-- BEGIN DATASET ENTRIES --

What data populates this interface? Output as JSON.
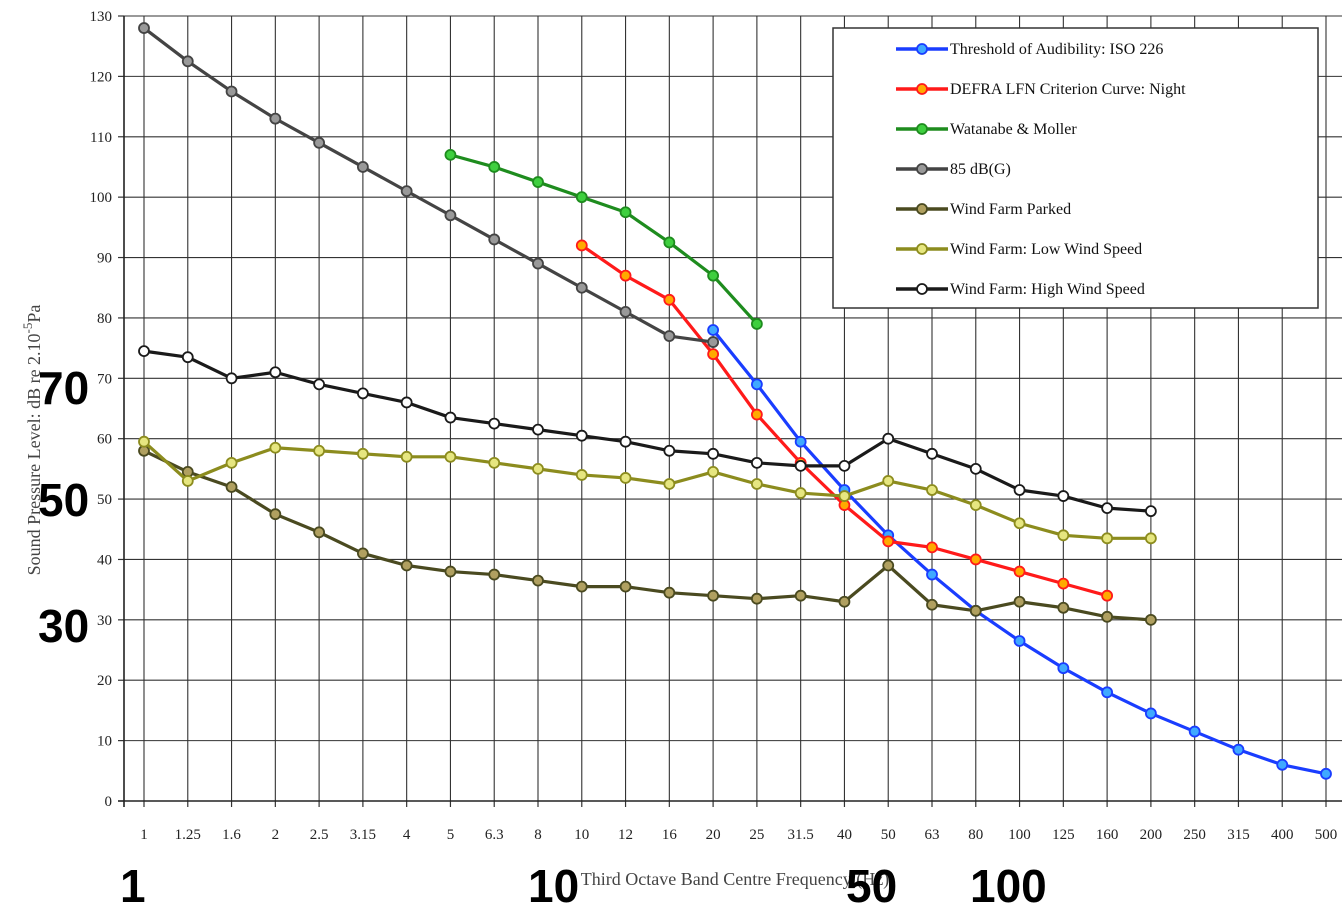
{
  "chart_data": {
    "type": "line",
    "title": "",
    "xlabel": "Third Octave Band Centre Frequency (Hz)",
    "ylabel": "Sound Pressure Level: dB re 2.10-5Pa",
    "ylabel_main": "Sound Pressure Level: dB re 2.10",
    "ylabel_exp": "-5",
    "ylabel_unit": "Pa",
    "ylim": [
      0,
      130
    ],
    "yticks": [
      0,
      10,
      20,
      30,
      40,
      50,
      60,
      70,
      80,
      90,
      100,
      110,
      120,
      130
    ],
    "grid": true,
    "legend_position": "top-right",
    "categories": [
      "1",
      "1.25",
      "1.6",
      "2",
      "2.5",
      "3.15",
      "4",
      "5",
      "6.3",
      "8",
      "10",
      "12",
      "16",
      "20",
      "25",
      "31.5",
      "40",
      "50",
      "63",
      "80",
      "100",
      "125",
      "160",
      "200",
      "250",
      "315",
      "400",
      "500"
    ],
    "series": [
      {
        "name": "Threshold of Audibility: ISO 226",
        "color": "#1a3dff",
        "marker_fill": "#3fa9ff",
        "values": [
          null,
          null,
          null,
          null,
          null,
          null,
          null,
          null,
          null,
          null,
          null,
          null,
          null,
          78,
          69,
          59.5,
          51.5,
          44,
          37.5,
          31.5,
          26.5,
          22,
          18,
          14.5,
          11.5,
          8.5,
          6,
          4.5
        ]
      },
      {
        "name": "DEFRA LFN Criterion Curve: Night",
        "color": "#ff1a1a",
        "marker_fill": "#ffaa00",
        "values": [
          null,
          null,
          null,
          null,
          null,
          null,
          null,
          null,
          null,
          null,
          92,
          87,
          83,
          74,
          64,
          56,
          49,
          43,
          42,
          40,
          38,
          36,
          34,
          null,
          null,
          null,
          null,
          null
        ]
      },
      {
        "name": "Watanabe & Moller",
        "color": "#1e8c1e",
        "marker_fill": "#3fcf3f",
        "values": [
          null,
          null,
          null,
          null,
          null,
          null,
          null,
          107,
          105,
          102.5,
          100,
          97.5,
          92.5,
          87,
          79,
          null,
          null,
          null,
          null,
          null,
          null,
          null,
          null,
          null,
          null,
          null,
          null,
          null
        ]
      },
      {
        "name": "85 dB(G)",
        "color": "#444444",
        "marker_fill": "#999999",
        "values": [
          128,
          122.5,
          117.5,
          113,
          109,
          105,
          101,
          97,
          93,
          89,
          85,
          81,
          77,
          76,
          null,
          null,
          null,
          null,
          null,
          null,
          null,
          null,
          null,
          null,
          null,
          null,
          null,
          null
        ]
      },
      {
        "name": "Wind Farm Parked",
        "color": "#4a4a20",
        "marker_fill": "#b0a060",
        "values": [
          58,
          54.5,
          52,
          47.5,
          44.5,
          41,
          39,
          38,
          37.5,
          36.5,
          35.5,
          35.5,
          34.5,
          34,
          33.5,
          34,
          33,
          39,
          32.5,
          31.5,
          33,
          32,
          30.5,
          30,
          null,
          null,
          null,
          null
        ]
      },
      {
        "name": "Wind Farm: Low Wind Speed",
        "color": "#8c8c1e",
        "marker_fill": "#e6e680",
        "values": [
          59.5,
          53,
          56,
          58.5,
          58,
          57.5,
          57,
          57,
          56,
          55,
          54,
          53.5,
          52.5,
          54.5,
          52.5,
          51,
          50.5,
          53,
          51.5,
          49,
          46,
          44,
          43.5,
          43.5,
          null,
          null,
          null,
          null
        ]
      },
      {
        "name": "Wind Farm: High Wind Speed",
        "color": "#1a1a1a",
        "marker_fill": "#ffffff",
        "values": [
          74.5,
          73.5,
          70,
          71,
          69,
          67.5,
          66,
          63.5,
          62.5,
          61.5,
          60.5,
          59.5,
          58,
          57.5,
          56,
          55.5,
          55.5,
          60,
          57.5,
          55,
          51.5,
          50.5,
          48.5,
          48,
          null,
          null,
          null,
          null
        ]
      }
    ],
    "annotations": [
      "70",
      "50",
      "30",
      "1",
      "10",
      "50",
      "100"
    ]
  }
}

-- END DATASET ENTRIES --

Show each line of the listing that holds the string "color".

        "color": "#1a3dff",
        "color": "#ff1a1a",
        "color": "#1e8c1e",
        "color": "#444444",
        "color": "#4a4a20",
        "color": "#8c8c1e",
        "color": "#1a1a1a",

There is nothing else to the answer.